▶ [INFORMATION PROVIDED]
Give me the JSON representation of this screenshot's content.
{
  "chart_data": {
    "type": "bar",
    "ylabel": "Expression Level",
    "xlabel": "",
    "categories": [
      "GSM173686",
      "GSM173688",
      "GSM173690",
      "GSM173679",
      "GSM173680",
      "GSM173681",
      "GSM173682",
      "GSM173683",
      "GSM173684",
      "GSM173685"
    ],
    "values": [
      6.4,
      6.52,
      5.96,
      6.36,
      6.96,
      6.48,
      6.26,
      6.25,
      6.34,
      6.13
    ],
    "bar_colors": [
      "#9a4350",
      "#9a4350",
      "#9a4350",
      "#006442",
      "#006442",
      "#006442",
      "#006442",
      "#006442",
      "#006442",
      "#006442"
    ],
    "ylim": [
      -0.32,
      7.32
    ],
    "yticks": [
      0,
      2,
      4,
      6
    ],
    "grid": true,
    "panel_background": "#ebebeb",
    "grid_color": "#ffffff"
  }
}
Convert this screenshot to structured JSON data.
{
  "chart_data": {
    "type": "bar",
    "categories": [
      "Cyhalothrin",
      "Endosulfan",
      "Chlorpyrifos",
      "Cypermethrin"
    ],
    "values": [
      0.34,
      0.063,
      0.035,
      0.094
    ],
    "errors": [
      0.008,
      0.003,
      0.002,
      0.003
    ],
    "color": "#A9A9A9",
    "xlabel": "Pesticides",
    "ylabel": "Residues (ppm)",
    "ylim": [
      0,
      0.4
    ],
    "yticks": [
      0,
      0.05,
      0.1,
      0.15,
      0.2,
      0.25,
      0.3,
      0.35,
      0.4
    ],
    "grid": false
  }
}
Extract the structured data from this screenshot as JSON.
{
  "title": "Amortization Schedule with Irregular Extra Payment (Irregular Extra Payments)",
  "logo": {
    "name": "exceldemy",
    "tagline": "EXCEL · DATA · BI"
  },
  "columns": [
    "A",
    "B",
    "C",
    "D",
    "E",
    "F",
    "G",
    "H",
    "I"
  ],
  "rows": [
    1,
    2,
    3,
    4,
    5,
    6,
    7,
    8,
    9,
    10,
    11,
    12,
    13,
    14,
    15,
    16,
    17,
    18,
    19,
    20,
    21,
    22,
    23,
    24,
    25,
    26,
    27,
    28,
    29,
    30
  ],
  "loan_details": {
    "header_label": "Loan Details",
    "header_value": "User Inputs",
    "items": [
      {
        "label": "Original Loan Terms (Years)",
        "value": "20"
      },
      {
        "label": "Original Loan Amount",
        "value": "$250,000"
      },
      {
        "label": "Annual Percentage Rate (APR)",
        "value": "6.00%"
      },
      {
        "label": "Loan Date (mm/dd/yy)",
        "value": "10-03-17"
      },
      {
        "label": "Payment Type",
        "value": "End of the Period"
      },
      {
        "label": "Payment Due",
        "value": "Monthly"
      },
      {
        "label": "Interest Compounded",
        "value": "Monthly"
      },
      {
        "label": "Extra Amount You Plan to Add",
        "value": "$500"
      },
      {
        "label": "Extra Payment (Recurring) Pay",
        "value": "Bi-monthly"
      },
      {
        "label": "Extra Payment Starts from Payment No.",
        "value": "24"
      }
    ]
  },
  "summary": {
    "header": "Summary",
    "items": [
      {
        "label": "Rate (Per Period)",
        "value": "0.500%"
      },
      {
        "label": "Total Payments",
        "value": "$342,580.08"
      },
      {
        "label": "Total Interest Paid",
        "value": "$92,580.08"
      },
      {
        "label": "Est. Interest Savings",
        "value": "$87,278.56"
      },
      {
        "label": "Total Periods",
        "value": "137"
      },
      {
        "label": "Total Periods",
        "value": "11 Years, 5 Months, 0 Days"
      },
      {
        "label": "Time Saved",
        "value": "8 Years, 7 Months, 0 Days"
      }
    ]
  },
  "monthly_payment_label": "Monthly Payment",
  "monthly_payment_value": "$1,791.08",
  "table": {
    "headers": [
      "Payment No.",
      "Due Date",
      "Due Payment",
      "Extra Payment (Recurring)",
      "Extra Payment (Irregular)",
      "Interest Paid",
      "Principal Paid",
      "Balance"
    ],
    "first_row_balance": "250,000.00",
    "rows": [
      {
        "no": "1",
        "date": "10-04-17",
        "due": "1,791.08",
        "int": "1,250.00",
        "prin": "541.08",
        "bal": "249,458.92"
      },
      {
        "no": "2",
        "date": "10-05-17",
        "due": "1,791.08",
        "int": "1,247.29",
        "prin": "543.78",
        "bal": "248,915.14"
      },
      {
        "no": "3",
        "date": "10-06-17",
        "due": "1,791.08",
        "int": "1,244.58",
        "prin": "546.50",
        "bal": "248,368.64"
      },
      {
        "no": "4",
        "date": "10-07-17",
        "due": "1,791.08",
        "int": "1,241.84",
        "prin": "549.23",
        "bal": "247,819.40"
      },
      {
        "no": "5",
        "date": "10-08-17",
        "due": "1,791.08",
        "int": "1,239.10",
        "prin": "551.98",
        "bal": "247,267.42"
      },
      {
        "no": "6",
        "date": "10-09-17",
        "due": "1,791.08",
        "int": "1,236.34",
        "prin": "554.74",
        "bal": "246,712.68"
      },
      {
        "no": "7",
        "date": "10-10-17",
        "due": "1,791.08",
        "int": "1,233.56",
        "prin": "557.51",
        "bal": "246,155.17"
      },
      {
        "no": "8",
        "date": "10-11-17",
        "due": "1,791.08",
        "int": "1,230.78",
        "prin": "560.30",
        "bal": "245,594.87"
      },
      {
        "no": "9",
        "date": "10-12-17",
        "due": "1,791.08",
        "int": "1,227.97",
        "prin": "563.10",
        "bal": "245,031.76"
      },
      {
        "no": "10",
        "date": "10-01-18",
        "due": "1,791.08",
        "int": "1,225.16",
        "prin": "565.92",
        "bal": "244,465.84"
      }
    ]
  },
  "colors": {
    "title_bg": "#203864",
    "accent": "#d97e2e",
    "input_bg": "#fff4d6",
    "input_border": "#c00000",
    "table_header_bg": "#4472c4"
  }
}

▶ [PROBLEM DETAILS] Every line of the material must be returned exactly as it appears.

▶ [SOLUTION TO THE EXERCISE]
Give me the JSON representation of this screenshot's content.
{
  "chart_data": {
    "type": "bar",
    "ylabel": "Expression Level",
    "xlabel": "",
    "categories": [
      "GSM173686",
      "GSM173688",
      "GSM173690",
      "GSM173679",
      "GSM173680",
      "GSM173681",
      "GSM173682",
      "GSM173683",
      "GSM173684",
      "GSM173685"
    ],
    "values": [
      6.4,
      6.52,
      5.96,
      6.36,
      6.96,
      6.48,
      6.26,
      6.25,
      6.34,
      6.13
    ],
    "bar_colors": [
      "#9a4350",
      "#9a4350",
      "#9a4350",
      "#006442",
      "#006442",
      "#006442",
      "#006442",
      "#006442",
      "#006442",
      "#006442"
    ],
    "ylim": [
      -0.32,
      7.32
    ],
    "yticks": [
      0,
      2,
      4,
      6
    ],
    "grid": true,
    "panel_background": "#ebebeb",
    "grid_color": "#ffffff"
  }
}
Convert this screenshot to structured JSON data.
{
  "chart_data": {
    "type": "bar",
    "categories": [
      "Cyhalothrin",
      "Endosulfan",
      "Chlorpyrifos",
      "Cypermethrin"
    ],
    "values": [
      0.34,
      0.063,
      0.035,
      0.094
    ],
    "errors": [
      0.008,
      0.003,
      0.002,
      0.003
    ],
    "color": "#A9A9A9",
    "xlabel": "Pesticides",
    "ylabel": "Residues (ppm)",
    "ylim": [
      0,
      0.4
    ],
    "yticks": [
      0,
      0.05,
      0.1,
      0.15,
      0.2,
      0.25,
      0.3,
      0.35,
      0.4
    ],
    "grid": false
  }
}
Extract the structured data from this screenshot as JSON.
{
  "title": "Amortization Schedule with Irregular Extra Payment (Irregular Extra Payments)",
  "logo": {
    "name": "exceldemy",
    "tagline": "EXCEL · DATA · BI"
  },
  "columns": [
    "A",
    "B",
    "C",
    "D",
    "E",
    "F",
    "G",
    "H",
    "I"
  ],
  "rows": [
    1,
    2,
    3,
    4,
    5,
    6,
    7,
    8,
    9,
    10,
    11,
    12,
    13,
    14,
    15,
    16,
    17,
    18,
    19,
    20,
    21,
    22,
    23,
    24,
    25,
    26,
    27,
    28,
    29,
    30
  ],
  "loan_details": {
    "header_label": "Loan Details",
    "header_value": "User Inputs",
    "items": [
      {
        "label": "Original Loan Terms (Years)",
        "value": "20"
      },
      {
        "label": "Original Loan Amount",
        "value": "$250,000"
      },
      {
        "label": "Annual Percentage Rate (APR)",
        "value": "6.00%"
      },
      {
        "label": "Loan Date (mm/dd/yy)",
        "value": "10-03-17"
      },
      {
        "label": "Payment Type",
        "value": "End of the Period"
      },
      {
        "label": "Payment Due",
        "value": "Monthly"
      },
      {
        "label": "Interest Compounded",
        "value": "Monthly"
      },
      {
        "label": "Extra Amount You Plan to Add",
        "value": "$500"
      },
      {
        "label": "Extra Payment (Recurring) Pay",
        "value": "Bi-monthly"
      },
      {
        "label": "Extra Payment Starts from Payment No.",
        "value": "24"
      }
    ]
  },
  "summary": {
    "header": "Summary",
    "items": [
      {
        "label": "Rate (Per Period)",
        "value": "0.500%"
      },
      {
        "label": "Total Payments",
        "value": "$342,580.08"
      },
      {
        "label": "Total Interest Paid",
        "value": "$92,580.08"
      },
      {
        "label": "Est. Interest Savings",
        "value": "$87,278.56"
      },
      {
        "label": "Total Periods",
        "value": "137"
      },
      {
        "label": "Total Periods",
        "value": "11 Years, 5 Months, 0 Days"
      },
      {
        "label": "Time Saved",
        "value": "8 Years, 7 Months, 0 Days"
      }
    ]
  },
  "monthly_payment_label": "Monthly Payment",
  "monthly_payment_value": "$1,791.08",
  "table": {
    "headers": [
      "Payment No.",
      "Due Date",
      "Due Payment",
      "Extra Payment (Recurring)",
      "Extra Payment (Irregular)",
      "Interest Paid",
      "Principal Paid",
      "Balance"
    ],
    "first_row_balance": "250,000.00",
    "rows": [
      {
        "no": "1",
        "date": "10-04-17",
        "due": "1,791.08",
        "int": "1,250.00",
        "prin": "541.08",
        "bal": "249,458.92"
      },
      {
        "no": "2",
        "date": "10-05-17",
        "due": "1,791.08",
        "int": "1,247.29",
        "prin": "543.78",
        "bal": "248,915.14"
      },
      {
        "no": "3",
        "date": "10-06-17",
        "due": "1,791.08",
        "int": "1,244.58",
        "prin": "546.50",
        "bal": "248,368.64"
      },
      {
        "no": "4",
        "date": "10-07-17",
        "due": "1,791.08",
        "int": "1,241.84",
        "prin": "549.23",
        "bal": "247,819.40"
      },
      {
        "no": "5",
        "date": "10-08-17",
        "due": "1,791.08",
        "int": "1,239.10",
        "prin": "551.98",
        "bal": "247,267.42"
      },
      {
        "no": "6",
        "date": "10-09-17",
        "due": "1,791.08",
        "int": "1,236.34",
        "prin": "554.74",
        "bal": "246,712.68"
      },
      {
        "no": "7",
        "date": "10-10-17",
        "due": "1,791.08",
        "int": "1,233.56",
        "prin": "557.51",
        "bal": "246,155.17"
      },
      {
        "no": "8",
        "date": "10-11-17",
        "due": "1,791.08",
        "int": "1,230.78",
        "prin": "560.30",
        "bal": "245,594.87"
      },
      {
        "no": "9",
        "date": "10-12-17",
        "due": "1,791.08",
        "int": "1,227.97",
        "prin": "563.10",
        "bal": "245,031.76"
      },
      {
        "no": "10",
        "date": "10-01-18",
        "due": "1,791.08",
        "int": "1,225.16",
        "prin": "565.92",
        "bal": "244,465.84"
      }
    ]
  },
  "colors": {
    "title_bg": "#203864",
    "accent": "#d97e2e",
    "input_bg": "#fff4d6",
    "input_border": "#c00000",
    "table_header_bg": "#4472c4"
  }
}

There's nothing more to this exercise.